Extracted information
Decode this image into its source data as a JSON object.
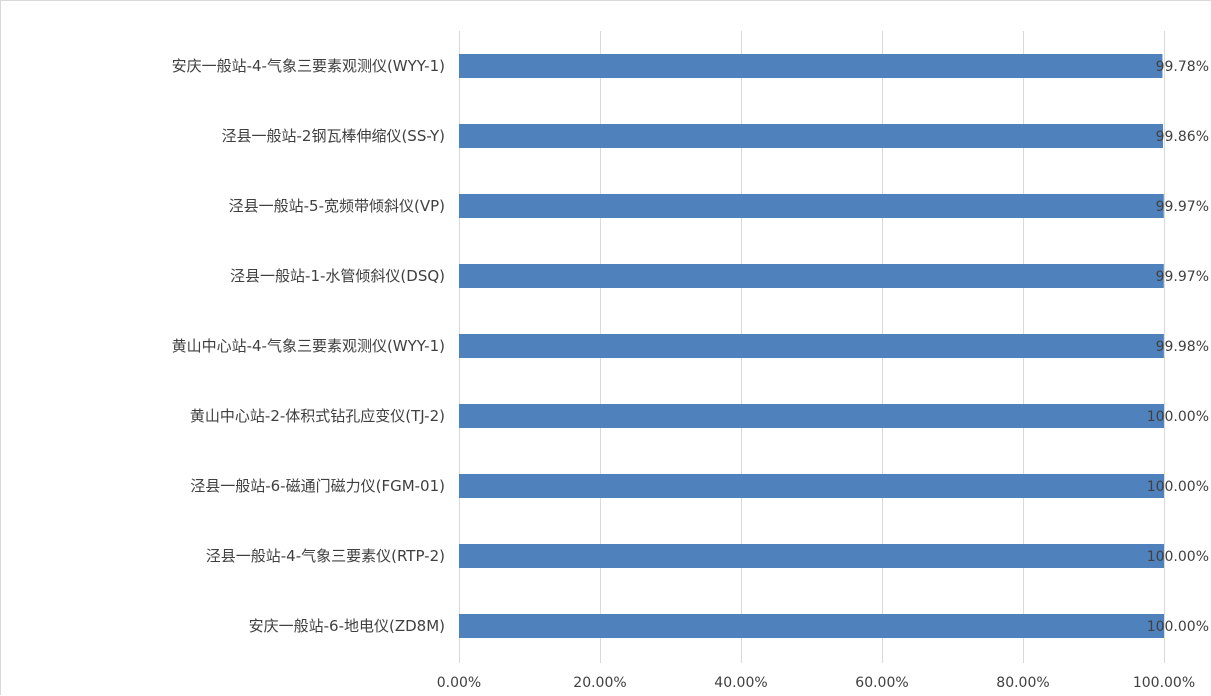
{
  "chart_data": {
    "type": "bar",
    "orientation": "horizontal",
    "categories": [
      "安庆一般站-4-气象三要素观测仪(WYY-1)",
      "泾县一般站-2钢瓦棒伸缩仪(SS-Y)",
      "泾县一般站-5-宽频带倾斜仪(VP)",
      "泾县一般站-1-水管倾斜仪(DSQ)",
      "黄山中心站-4-气象三要素观测仪(WYY-1)",
      "黄山中心站-2-体积式钻孔应变仪(TJ-2)",
      "泾县一般站-6-磁通门磁力仪(FGM-01)",
      "泾县一般站-4-气象三要素仪(RTP-2)",
      "安庆一般站-6-地电仪(ZD8M)"
    ],
    "values": [
      99.78,
      99.86,
      99.97,
      99.97,
      99.98,
      100.0,
      100.0,
      100.0,
      100.0
    ],
    "data_labels": [
      "99.78%",
      "99.86%",
      "99.97%",
      "99.97%",
      "99.98%",
      "100.00%",
      "100.00%",
      "100.00%",
      "100.00%"
    ],
    "xlim": [
      0,
      100
    ],
    "xticks": [
      0,
      20,
      40,
      60,
      80,
      100
    ],
    "xtick_labels": [
      "0.00%",
      "20.00%",
      "40.00%",
      "60.00%",
      "80.00%",
      "100.00%"
    ],
    "title": "",
    "xlabel": "",
    "ylabel": "",
    "grid": "vertical",
    "legend": "none",
    "bar_color": "#4f81bd",
    "grid_color": "#d9d9d9",
    "text_color": "#404040"
  }
}
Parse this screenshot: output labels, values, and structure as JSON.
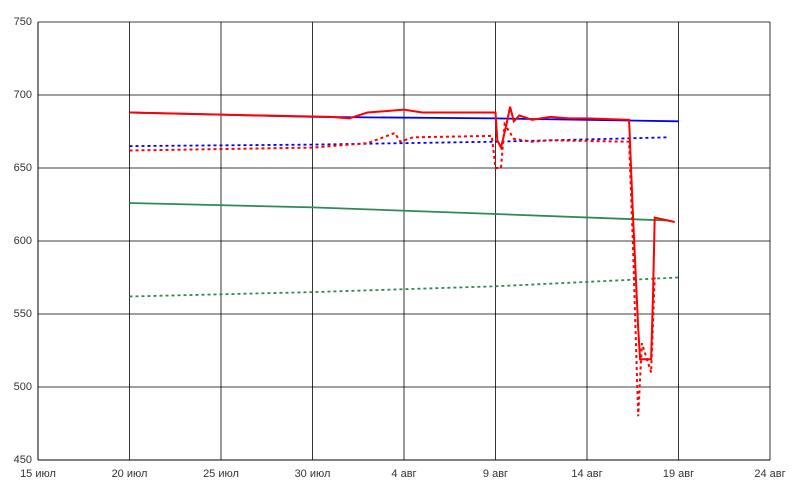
{
  "chart_data": {
    "type": "line",
    "xlim": [
      0,
      40
    ],
    "xticks": [
      {
        "value": 0,
        "label": "15 июл"
      },
      {
        "value": 5,
        "label": "20 июл"
      },
      {
        "value": 10,
        "label": "25 июл"
      },
      {
        "value": 15,
        "label": "30 июл"
      },
      {
        "value": 20,
        "label": "4 авг"
      },
      {
        "value": 25,
        "label": "9 авг"
      },
      {
        "value": 30,
        "label": "14 авг"
      },
      {
        "value": 35,
        "label": "19 авг"
      },
      {
        "value": 40,
        "label": "24 авг"
      }
    ],
    "ylim": [
      450,
      750
    ],
    "yticks": [
      450,
      500,
      550,
      600,
      650,
      700,
      750
    ],
    "grid": true,
    "series": [
      {
        "color": "#0000ff",
        "style": "solid",
        "x": [
          5,
          15,
          25,
          35
        ],
        "values": [
          688,
          685,
          684,
          682
        ]
      },
      {
        "color": "#0000ff",
        "style": "dotted",
        "x": [
          5,
          15,
          25,
          34.5
        ],
        "values": [
          665,
          666,
          668,
          671
        ]
      },
      {
        "color": "#2e8b57",
        "style": "solid",
        "x": [
          5,
          15,
          25,
          34.5
        ],
        "values": [
          626,
          623,
          618.5,
          614
        ]
      },
      {
        "color": "#2e8b57",
        "style": "dotted",
        "x": [
          5,
          15,
          25,
          35
        ],
        "values": [
          562,
          565,
          569,
          575
        ]
      },
      {
        "color": "#ff0000",
        "style": "solid",
        "x": [
          5,
          12,
          16,
          17,
          18,
          19,
          20,
          21,
          22,
          25,
          25.1,
          25.3,
          25.6,
          25.8,
          26,
          26.3,
          27,
          28,
          29,
          30,
          32.3,
          32.5,
          32.8,
          32.9,
          33.5,
          33.6,
          33.7,
          34.8
        ],
        "values": [
          688,
          686,
          685,
          684,
          688,
          689,
          690,
          688,
          688,
          688,
          669,
          664,
          680,
          692,
          682,
          686,
          683,
          685,
          684,
          684,
          683,
          620,
          540,
          519,
          519,
          560,
          616,
          613
        ]
      },
      {
        "color": "#ff0000",
        "style": "dotted",
        "x": [
          5,
          15,
          17,
          18,
          19.5,
          19.8,
          20.5,
          24.8,
          25,
          25.3,
          25.5,
          26,
          27,
          28,
          32.3,
          32.5,
          32.8,
          33,
          33.5,
          33.7
        ],
        "values": [
          662,
          664,
          666,
          667,
          674,
          668,
          671,
          672,
          650,
          650,
          680,
          670,
          668,
          669,
          668,
          600,
          480,
          530,
          510,
          575
        ]
      }
    ]
  }
}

Exercise instructions
Without the pictures, return the entries exactly as they appear.

Response to the exercise
Decode this image into its source data as a JSON object.
{
  "chart_data": {
    "type": "bar",
    "orientation": "horizontal",
    "categories": [
      "安庆一般站-4-气象三要素观测仪(WYY-1)",
      "泾县一般站-2钢瓦棒伸缩仪(SS-Y)",
      "泾县一般站-5-宽频带倾斜仪(VP)",
      "泾县一般站-1-水管倾斜仪(DSQ)",
      "黄山中心站-4-气象三要素观测仪(WYY-1)",
      "黄山中心站-2-体积式钻孔应变仪(TJ-2)",
      "泾县一般站-6-磁通门磁力仪(FGM-01)",
      "泾县一般站-4-气象三要素仪(RTP-2)",
      "安庆一般站-6-地电仪(ZD8M)"
    ],
    "values": [
      99.78,
      99.86,
      99.97,
      99.97,
      99.98,
      100.0,
      100.0,
      100.0,
      100.0
    ],
    "data_labels": [
      "99.78%",
      "99.86%",
      "99.97%",
      "99.97%",
      "99.98%",
      "100.00%",
      "100.00%",
      "100.00%",
      "100.00%"
    ],
    "xlim": [
      0,
      100
    ],
    "xticks": [
      0,
      20,
      40,
      60,
      80,
      100
    ],
    "xtick_labels": [
      "0.00%",
      "20.00%",
      "40.00%",
      "60.00%",
      "80.00%",
      "100.00%"
    ],
    "title": "",
    "xlabel": "",
    "ylabel": "",
    "grid": "vertical",
    "legend": "none",
    "bar_color": "#4f81bd",
    "grid_color": "#d9d9d9",
    "text_color": "#404040"
  }
}
Parse this screenshot: output labels, values, and structure as JSON.
{
  "chart_data": {
    "type": "line",
    "xlim": [
      0,
      40
    ],
    "xticks": [
      {
        "value": 0,
        "label": "15 июл"
      },
      {
        "value": 5,
        "label": "20 июл"
      },
      {
        "value": 10,
        "label": "25 июл"
      },
      {
        "value": 15,
        "label": "30 июл"
      },
      {
        "value": 20,
        "label": "4 авг"
      },
      {
        "value": 25,
        "label": "9 авг"
      },
      {
        "value": 30,
        "label": "14 авг"
      },
      {
        "value": 35,
        "label": "19 авг"
      },
      {
        "value": 40,
        "label": "24 авг"
      }
    ],
    "ylim": [
      450,
      750
    ],
    "yticks": [
      450,
      500,
      550,
      600,
      650,
      700,
      750
    ],
    "grid": true,
    "series": [
      {
        "color": "#0000ff",
        "style": "solid",
        "x": [
          5,
          15,
          25,
          35
        ],
        "values": [
          688,
          685,
          684,
          682
        ]
      },
      {
        "color": "#0000ff",
        "style": "dotted",
        "x": [
          5,
          15,
          25,
          34.5
        ],
        "values": [
          665,
          666,
          668,
          671
        ]
      },
      {
        "color": "#2e8b57",
        "style": "solid",
        "x": [
          5,
          15,
          25,
          34.5
        ],
        "values": [
          626,
          623,
          618.5,
          614
        ]
      },
      {
        "color": "#2e8b57",
        "style": "dotted",
        "x": [
          5,
          15,
          25,
          35
        ],
        "values": [
          562,
          565,
          569,
          575
        ]
      },
      {
        "color": "#ff0000",
        "style": "solid",
        "x": [
          5,
          12,
          16,
          17,
          18,
          19,
          20,
          21,
          22,
          25,
          25.1,
          25.3,
          25.6,
          25.8,
          26,
          26.3,
          27,
          28,
          29,
          30,
          32.3,
          32.5,
          32.8,
          32.9,
          33.5,
          33.6,
          33.7,
          34.8
        ],
        "values": [
          688,
          686,
          685,
          684,
          688,
          689,
          690,
          688,
          688,
          688,
          669,
          664,
          680,
          692,
          682,
          686,
          683,
          685,
          684,
          684,
          683,
          620,
          540,
          519,
          519,
          560,
          616,
          613
        ]
      },
      {
        "color": "#ff0000",
        "style": "dotted",
        "x": [
          5,
          15,
          17,
          18,
          19.5,
          19.8,
          20.5,
          24.8,
          25,
          25.3,
          25.5,
          26,
          27,
          28,
          32.3,
          32.5,
          32.8,
          33,
          33.5,
          33.7
        ],
        "values": [
          662,
          664,
          666,
          667,
          674,
          668,
          671,
          672,
          650,
          650,
          680,
          670,
          668,
          669,
          668,
          600,
          480,
          530,
          510,
          575
        ]
      }
    ]
  }
}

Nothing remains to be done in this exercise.